En cualquier desayuno de revista siempre aparece el zumo de naranja como una opción indispensable si queremos mantenernos sanos. A más de uno se le vendrá a la mente cuando tu madre te obligaba a tomártelo rápido antes de que se fueran las vitaminas, siempre que fuera casero claro. El zumo de naranja alberga varios mitos que son difíciles de saber si son mentira o verdad; para ello, a continuación te desvelaremos la realidad de alguno de ellos.

¿El zumo de naranja tiene azúcar?

No son pocas las personas que piensan que el zumo de naranja debe estar fuera de su dieta por su alto contenido en azúcar. Si tomamos el zumo de forma natural y sin añadir edulcorantes, tan solo estarán presentes los azúcares naturales de las naranjas que usemos. Por ley, está prohibido añadirle azúcar o vitamina C a los zumos de naranja que lleven la etiqueta de “zumos naturales”; si bien es cierto que muchas empresas lo añaden, aunque sin matizar que sean naturales.

==========

#### Ejercicio 1
Devuelve, del texto sobre el zumo de naranja, todo lo que va desde "No son pocas" hasta "que sean naturales.", sin cambiar nada.
#### Ejercicio 2
En el texto sobre el zumo de naranja, reescribe de forma más breve el párrafo que empieza por "No son pocas las personas" y conserva sus datos principales.

Datos de análisis de la maquetación de páginas:
==========

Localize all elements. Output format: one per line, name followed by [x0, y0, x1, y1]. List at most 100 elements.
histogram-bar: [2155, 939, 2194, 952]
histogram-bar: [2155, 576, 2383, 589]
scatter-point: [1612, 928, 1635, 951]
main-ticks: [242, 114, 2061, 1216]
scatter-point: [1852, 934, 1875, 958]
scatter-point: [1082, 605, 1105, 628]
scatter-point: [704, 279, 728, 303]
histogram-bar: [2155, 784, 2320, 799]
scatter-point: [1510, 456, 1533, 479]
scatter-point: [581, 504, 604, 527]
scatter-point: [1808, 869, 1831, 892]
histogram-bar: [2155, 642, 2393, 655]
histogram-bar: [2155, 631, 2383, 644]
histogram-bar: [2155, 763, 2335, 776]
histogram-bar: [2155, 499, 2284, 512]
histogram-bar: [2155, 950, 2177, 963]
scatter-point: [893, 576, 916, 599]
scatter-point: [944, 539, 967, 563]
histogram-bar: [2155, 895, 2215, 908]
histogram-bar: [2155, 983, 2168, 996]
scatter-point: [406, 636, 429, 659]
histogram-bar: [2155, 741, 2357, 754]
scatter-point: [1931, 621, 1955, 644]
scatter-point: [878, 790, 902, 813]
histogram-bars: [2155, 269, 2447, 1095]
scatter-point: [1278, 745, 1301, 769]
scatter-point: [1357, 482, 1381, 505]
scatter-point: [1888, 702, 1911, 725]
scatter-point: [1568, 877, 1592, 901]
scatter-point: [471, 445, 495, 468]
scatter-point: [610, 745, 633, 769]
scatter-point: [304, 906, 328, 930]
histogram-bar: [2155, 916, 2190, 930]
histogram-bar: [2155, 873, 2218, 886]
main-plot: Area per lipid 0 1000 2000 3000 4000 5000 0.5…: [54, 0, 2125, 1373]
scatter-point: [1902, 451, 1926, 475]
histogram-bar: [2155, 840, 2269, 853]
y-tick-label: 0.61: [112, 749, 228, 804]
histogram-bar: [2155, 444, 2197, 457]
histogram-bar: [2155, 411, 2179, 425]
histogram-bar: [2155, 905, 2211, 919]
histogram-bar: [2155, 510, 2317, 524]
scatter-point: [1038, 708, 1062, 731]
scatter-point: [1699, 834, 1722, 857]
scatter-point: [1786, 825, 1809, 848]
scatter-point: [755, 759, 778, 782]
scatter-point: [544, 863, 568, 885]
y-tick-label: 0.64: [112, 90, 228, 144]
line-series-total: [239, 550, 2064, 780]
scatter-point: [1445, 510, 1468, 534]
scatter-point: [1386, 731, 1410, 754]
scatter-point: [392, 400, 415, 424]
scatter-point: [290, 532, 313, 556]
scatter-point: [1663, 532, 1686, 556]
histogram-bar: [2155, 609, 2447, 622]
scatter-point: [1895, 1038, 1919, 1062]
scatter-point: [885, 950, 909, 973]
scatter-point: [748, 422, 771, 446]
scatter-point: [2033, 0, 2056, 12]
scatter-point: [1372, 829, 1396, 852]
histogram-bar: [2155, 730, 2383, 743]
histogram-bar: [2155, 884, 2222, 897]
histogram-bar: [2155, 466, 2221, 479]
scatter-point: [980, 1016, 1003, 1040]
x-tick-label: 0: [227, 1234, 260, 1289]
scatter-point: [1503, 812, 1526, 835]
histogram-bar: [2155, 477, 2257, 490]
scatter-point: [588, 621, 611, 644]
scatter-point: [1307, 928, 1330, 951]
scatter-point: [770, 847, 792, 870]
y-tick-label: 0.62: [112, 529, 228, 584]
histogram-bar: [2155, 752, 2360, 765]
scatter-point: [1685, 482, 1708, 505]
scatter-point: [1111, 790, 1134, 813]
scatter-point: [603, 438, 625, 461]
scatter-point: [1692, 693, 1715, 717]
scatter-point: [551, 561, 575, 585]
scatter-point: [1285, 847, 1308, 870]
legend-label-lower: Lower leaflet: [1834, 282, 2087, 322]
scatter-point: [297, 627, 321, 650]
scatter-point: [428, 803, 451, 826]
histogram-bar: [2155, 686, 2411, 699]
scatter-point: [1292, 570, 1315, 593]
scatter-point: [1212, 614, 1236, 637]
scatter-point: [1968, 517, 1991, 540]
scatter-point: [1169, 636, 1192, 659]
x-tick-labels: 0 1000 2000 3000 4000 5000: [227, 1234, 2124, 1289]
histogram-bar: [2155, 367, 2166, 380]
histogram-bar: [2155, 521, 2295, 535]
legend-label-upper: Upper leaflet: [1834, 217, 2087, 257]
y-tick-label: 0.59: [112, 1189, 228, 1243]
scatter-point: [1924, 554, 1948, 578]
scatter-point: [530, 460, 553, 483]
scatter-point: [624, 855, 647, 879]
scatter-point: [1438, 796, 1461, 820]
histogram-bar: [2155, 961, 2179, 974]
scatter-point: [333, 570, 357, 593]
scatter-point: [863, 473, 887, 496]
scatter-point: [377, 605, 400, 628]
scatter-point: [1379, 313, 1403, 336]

==========

#### Solución 1
No son pocas las personas que piensan que el zumo de naranja debe estar fuera de su dieta por su alto contenido en azúcar. Si tomamos el zumo de forma natural y sin añadir edulcorantes, tan solo estarán presentes los azúcares naturales de las naranjas que usemos. Por ley, está prohibido añadirle azúcar o vitamina C a los zumos de naranja que lleven la etiqueta de “zumos naturales”; si bien es cierto que muchas empresas lo añaden, aunque sin matizar que sean naturales.

#### Solución 2
Muchas personas creen que el zumo de naranja debe quedar fuera de su dieta por su alto contenido en azúcar. Si se toma natural y sin edulcorantes, solo contiene los azúcares naturales de las naranjas usadas. La ley prohíbe añadir azúcar o vitamina C a los zumos de naranja con la etiqueta de "zumos naturales". Muchas empresas sí los añaden, aunque sin indicar que sean naturales.